• **Texte de lecture**:
Trois des sept comédiens ne sont pas Algériens. Est-ce que cela a été facile de trouver l’alchimie entre eux ?

On a senti le besoin d’aller au delà avec Julie. Les autres ont eu ce même besoin. Il y a eu un feeling réciproque.

Si le théâtre est un langage universel en soi, joue-t-on de la même manière dans une autre langue des textes écrits en algérien populaire et poétique ? 

Durant la colonisation, les Algériens ne pouvaient pas accéder au théâtre. Ce type de théâtre ne leur parlait pas. Alloula disait qu’il écrivait pour son peuple en algérien. Il avait toujours ce besoin de dire que nous avons aussi une expression théâtrale, une langue. En confrontant ces deux langues nous avons compris que l’auteur avant d’être Algérien était un artiste, et un être humain.Quand Djelloul El Fhaymi parle de l’hôpital tout le monde sait que la santé va très mal, pas seulement en Algérie mais aussi en France.C’est à ce moment là que l’on comprend l’universalité d’un texte même s’il est écrit dans une langue différente !

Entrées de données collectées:
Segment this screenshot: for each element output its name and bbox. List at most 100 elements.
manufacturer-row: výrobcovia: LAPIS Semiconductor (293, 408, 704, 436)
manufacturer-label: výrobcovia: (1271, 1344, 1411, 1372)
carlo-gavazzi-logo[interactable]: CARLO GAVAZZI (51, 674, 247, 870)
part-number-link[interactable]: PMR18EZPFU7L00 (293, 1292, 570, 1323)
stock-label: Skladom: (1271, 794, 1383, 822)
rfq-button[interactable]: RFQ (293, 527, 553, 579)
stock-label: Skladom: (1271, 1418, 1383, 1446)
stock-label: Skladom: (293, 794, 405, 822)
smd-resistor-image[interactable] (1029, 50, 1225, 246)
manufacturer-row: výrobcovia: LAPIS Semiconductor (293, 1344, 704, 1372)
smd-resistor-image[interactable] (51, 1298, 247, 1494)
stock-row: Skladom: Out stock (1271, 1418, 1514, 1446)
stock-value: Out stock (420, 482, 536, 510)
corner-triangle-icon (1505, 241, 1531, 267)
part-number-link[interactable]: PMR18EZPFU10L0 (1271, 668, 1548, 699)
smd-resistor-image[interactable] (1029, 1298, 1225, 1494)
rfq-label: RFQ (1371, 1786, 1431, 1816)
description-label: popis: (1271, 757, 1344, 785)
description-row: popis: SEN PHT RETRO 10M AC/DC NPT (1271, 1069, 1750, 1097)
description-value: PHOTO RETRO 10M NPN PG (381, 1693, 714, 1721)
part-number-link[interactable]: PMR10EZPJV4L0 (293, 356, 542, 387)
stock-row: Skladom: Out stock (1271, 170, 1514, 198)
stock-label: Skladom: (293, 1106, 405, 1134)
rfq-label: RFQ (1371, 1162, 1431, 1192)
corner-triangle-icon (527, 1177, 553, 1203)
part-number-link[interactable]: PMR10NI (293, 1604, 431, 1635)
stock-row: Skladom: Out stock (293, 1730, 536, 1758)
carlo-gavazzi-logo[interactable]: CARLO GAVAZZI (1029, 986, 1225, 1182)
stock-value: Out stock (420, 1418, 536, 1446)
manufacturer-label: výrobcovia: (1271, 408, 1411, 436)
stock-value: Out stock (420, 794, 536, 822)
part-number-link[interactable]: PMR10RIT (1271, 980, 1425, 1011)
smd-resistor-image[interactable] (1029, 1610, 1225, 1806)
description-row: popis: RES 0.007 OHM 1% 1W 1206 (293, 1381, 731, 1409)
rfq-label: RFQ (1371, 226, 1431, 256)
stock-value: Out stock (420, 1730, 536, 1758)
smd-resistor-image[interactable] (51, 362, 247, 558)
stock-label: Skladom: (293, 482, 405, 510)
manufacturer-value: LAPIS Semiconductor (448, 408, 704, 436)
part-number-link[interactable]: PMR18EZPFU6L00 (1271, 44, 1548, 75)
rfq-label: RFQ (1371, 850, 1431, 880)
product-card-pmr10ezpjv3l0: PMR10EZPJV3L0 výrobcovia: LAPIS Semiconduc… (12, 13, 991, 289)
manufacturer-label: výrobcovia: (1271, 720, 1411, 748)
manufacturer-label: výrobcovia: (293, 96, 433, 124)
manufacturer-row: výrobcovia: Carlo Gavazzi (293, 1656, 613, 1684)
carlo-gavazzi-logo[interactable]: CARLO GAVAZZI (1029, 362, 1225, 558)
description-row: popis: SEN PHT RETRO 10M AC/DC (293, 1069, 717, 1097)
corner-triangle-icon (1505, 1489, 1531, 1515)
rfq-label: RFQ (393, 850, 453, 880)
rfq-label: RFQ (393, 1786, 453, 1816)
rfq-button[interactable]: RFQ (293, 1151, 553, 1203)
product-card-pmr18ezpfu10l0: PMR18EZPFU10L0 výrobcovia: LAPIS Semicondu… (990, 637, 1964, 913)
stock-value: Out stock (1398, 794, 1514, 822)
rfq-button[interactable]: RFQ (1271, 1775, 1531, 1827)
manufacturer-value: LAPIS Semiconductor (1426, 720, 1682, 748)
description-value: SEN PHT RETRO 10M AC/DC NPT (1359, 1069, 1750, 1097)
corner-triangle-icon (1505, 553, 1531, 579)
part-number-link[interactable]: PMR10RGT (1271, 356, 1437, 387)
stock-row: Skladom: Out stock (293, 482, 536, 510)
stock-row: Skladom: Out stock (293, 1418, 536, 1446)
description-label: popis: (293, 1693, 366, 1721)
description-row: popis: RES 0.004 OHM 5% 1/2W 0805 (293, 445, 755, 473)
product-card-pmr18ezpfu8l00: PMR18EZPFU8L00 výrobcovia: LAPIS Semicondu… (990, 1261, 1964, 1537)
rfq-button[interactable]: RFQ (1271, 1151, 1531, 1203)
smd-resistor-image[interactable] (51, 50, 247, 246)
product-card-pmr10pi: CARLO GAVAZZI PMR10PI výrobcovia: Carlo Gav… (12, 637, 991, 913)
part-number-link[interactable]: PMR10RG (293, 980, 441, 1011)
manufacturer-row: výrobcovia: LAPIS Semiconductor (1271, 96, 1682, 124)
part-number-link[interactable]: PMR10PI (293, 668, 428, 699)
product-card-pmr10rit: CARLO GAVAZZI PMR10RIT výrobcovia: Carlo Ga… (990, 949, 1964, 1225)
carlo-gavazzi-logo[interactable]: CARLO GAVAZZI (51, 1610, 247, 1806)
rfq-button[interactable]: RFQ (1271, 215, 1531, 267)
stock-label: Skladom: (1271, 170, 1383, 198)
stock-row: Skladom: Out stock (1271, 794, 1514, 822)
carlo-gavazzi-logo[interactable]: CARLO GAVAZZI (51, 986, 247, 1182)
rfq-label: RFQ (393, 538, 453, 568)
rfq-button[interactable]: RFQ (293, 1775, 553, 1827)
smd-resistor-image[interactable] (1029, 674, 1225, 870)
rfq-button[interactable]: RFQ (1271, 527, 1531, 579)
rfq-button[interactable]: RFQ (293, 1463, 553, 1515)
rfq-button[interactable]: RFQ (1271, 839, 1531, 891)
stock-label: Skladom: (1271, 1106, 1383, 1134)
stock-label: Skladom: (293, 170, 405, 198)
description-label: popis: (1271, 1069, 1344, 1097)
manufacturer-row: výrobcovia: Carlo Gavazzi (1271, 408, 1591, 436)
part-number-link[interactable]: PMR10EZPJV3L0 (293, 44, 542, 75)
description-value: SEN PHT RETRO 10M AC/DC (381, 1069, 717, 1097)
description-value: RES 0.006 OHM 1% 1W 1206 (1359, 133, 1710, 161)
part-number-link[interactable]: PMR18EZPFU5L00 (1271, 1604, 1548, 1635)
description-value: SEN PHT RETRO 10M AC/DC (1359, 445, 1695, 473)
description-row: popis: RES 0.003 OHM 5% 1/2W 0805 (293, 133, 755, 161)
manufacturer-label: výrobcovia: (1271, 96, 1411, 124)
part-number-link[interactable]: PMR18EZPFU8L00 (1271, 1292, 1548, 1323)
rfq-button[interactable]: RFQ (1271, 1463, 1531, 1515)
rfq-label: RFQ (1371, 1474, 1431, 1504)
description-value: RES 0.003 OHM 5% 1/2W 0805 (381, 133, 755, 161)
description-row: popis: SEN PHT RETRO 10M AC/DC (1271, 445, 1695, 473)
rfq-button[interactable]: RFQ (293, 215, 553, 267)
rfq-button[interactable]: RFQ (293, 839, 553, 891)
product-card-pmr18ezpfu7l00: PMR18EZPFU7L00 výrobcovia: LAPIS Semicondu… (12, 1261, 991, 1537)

• **Exercice 1**: Relevez tous les noms de personnes cités dans l'entretien.
• **Exercice 2**: Recopiez le passage de l'entretien qui commence par « Trois des sept » et se termine par « un feeling réciproque. ».

• **Corrigé 1**: Julie, Alloula, Djelloul El Fhaymi

• **Corrigé 2**:
Trois des sept comédiens ne sont pas Algériens. Est-ce que cela a été facile de trouver l’alchimie entre eux ?

On a senti le besoin d’aller au delà avec Julie. Les autres ont eu ce même besoin. Il y a eu un feeling réciproque.